The request. Quote all of the data that follows exactly as written, skipping the images.

The records.
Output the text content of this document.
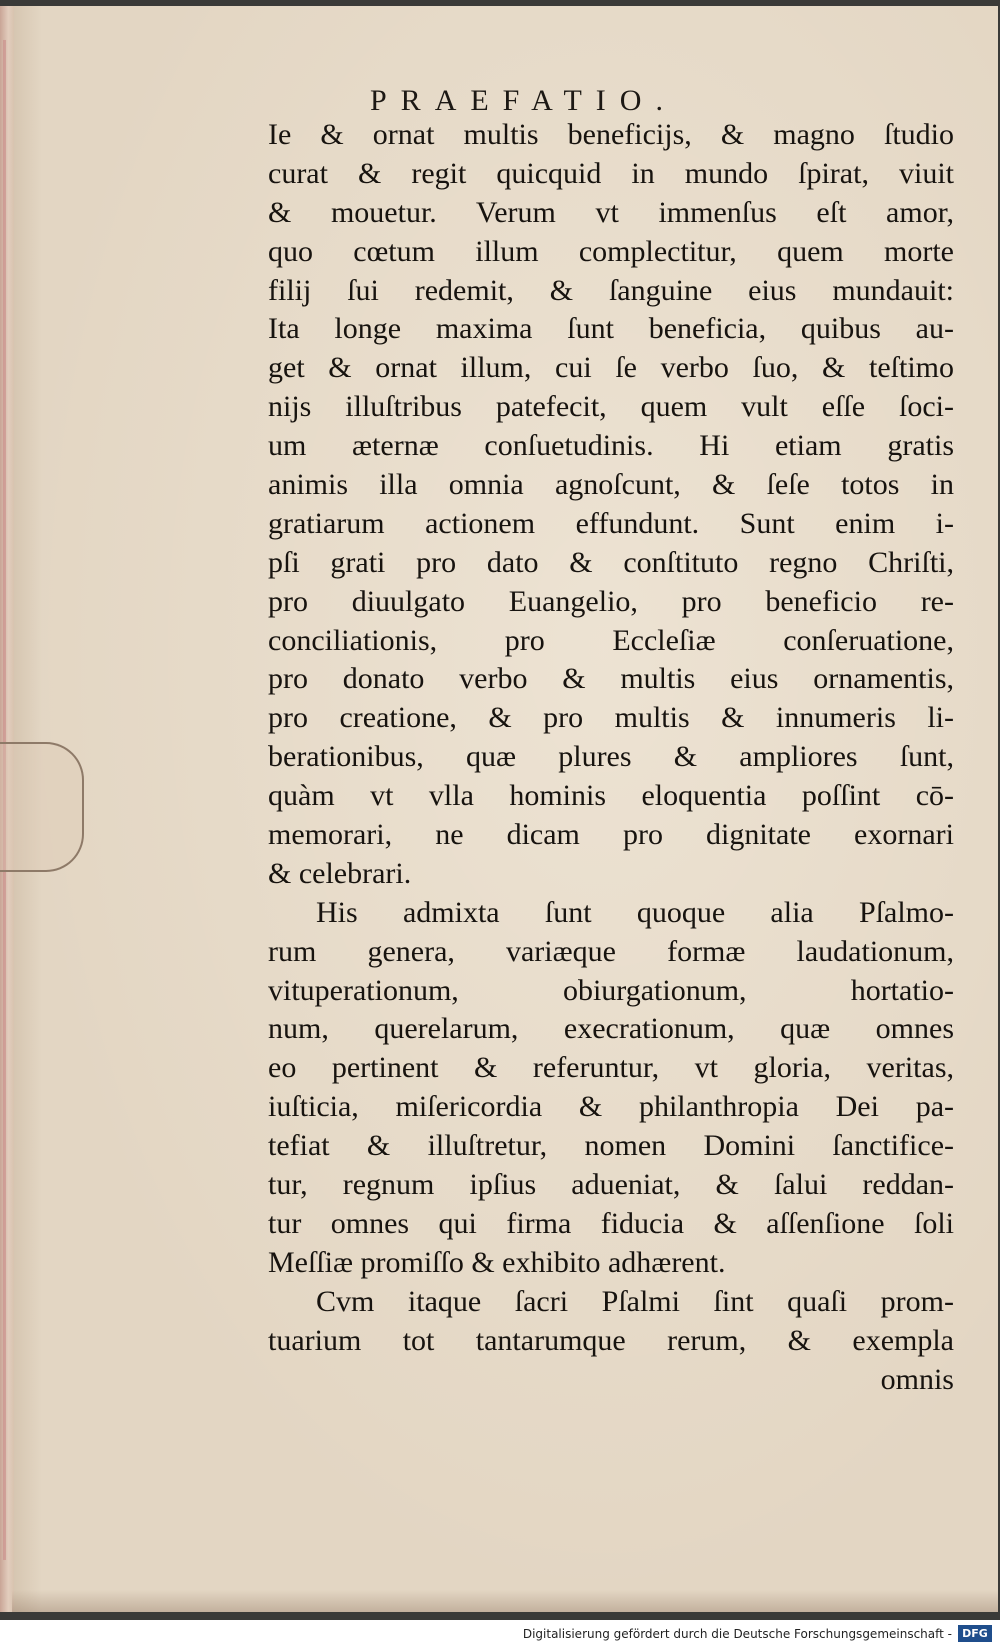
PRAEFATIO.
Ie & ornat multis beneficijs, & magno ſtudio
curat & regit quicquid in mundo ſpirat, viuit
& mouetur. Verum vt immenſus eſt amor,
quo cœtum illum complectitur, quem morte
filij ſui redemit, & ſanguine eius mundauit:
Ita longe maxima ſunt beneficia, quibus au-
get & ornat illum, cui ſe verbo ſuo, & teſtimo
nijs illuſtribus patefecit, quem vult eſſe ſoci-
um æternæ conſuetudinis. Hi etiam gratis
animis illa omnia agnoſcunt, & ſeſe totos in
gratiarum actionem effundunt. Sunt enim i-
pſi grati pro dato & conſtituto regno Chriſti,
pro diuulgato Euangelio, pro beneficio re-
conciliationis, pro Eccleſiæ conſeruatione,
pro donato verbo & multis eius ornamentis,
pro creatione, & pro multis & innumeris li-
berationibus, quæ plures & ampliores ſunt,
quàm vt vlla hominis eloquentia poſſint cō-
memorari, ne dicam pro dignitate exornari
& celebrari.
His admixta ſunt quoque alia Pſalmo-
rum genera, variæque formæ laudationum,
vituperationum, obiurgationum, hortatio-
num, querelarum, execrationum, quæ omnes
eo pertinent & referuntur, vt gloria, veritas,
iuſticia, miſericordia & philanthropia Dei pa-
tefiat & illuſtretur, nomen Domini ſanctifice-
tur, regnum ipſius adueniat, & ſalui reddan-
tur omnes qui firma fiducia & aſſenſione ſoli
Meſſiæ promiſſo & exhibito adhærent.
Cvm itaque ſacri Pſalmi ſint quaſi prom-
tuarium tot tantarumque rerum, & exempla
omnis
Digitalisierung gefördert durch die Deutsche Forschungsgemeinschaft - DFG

Response.
Output the text content of this document.
PRAEFATIO.
Ie & ornat multis beneficijs, & magno ſtudio
curat & regit quicquid in mundo ſpirat, viuit
& mouetur. Verum vt immenſus eſt amor,
quo cœtum illum complectitur, quem morte
filij ſui redemit, & ſanguine eius mundauit:
Ita longe maxima ſunt beneficia, quibus au-
get & ornat illum, cui ſe verbo ſuo, & teſtimo
nijs illuſtribus patefecit, quem vult eſſe ſoci-
um æternæ conſuetudinis. Hi etiam gratis
animis illa omnia agnoſcunt, & ſeſe totos in
gratiarum actionem effundunt. Sunt enim i-
pſi grati pro dato & conſtituto regno Chriſti,
pro diuulgato Euangelio, pro beneficio re-
conciliationis, pro Eccleſiæ conſeruatione,
pro donato verbo & multis eius ornamentis,
pro creatione, & pro multis & innumeris li-
berationibus, quæ plures & ampliores ſunt,
quàm vt vlla hominis eloquentia poſſint cō-
memorari, ne dicam pro dignitate exornari
& celebrari.
His admixta ſunt quoque alia Pſalmo-
rum genera, variæque formæ laudationum,
vituperationum, obiurgationum, hortatio-
num, querelarum, execrationum, quæ omnes
eo pertinent & referuntur, vt gloria, veritas,
iuſticia, miſericordia & philanthropia Dei pa-
tefiat & illuſtretur, nomen Domini ſanctifice-
tur, regnum ipſius adueniat, & ſalui reddan-
tur omnes qui firma fiducia & aſſenſione ſoli
Meſſiæ promiſſo & exhibito adhærent.
Cvm itaque ſacri Pſalmi ſint quaſi prom-
tuarium tot tantarumque rerum, & exempla
omnis
Digitalisierung gefördert durch die Deutsche Forschungsgemeinschaft - DFG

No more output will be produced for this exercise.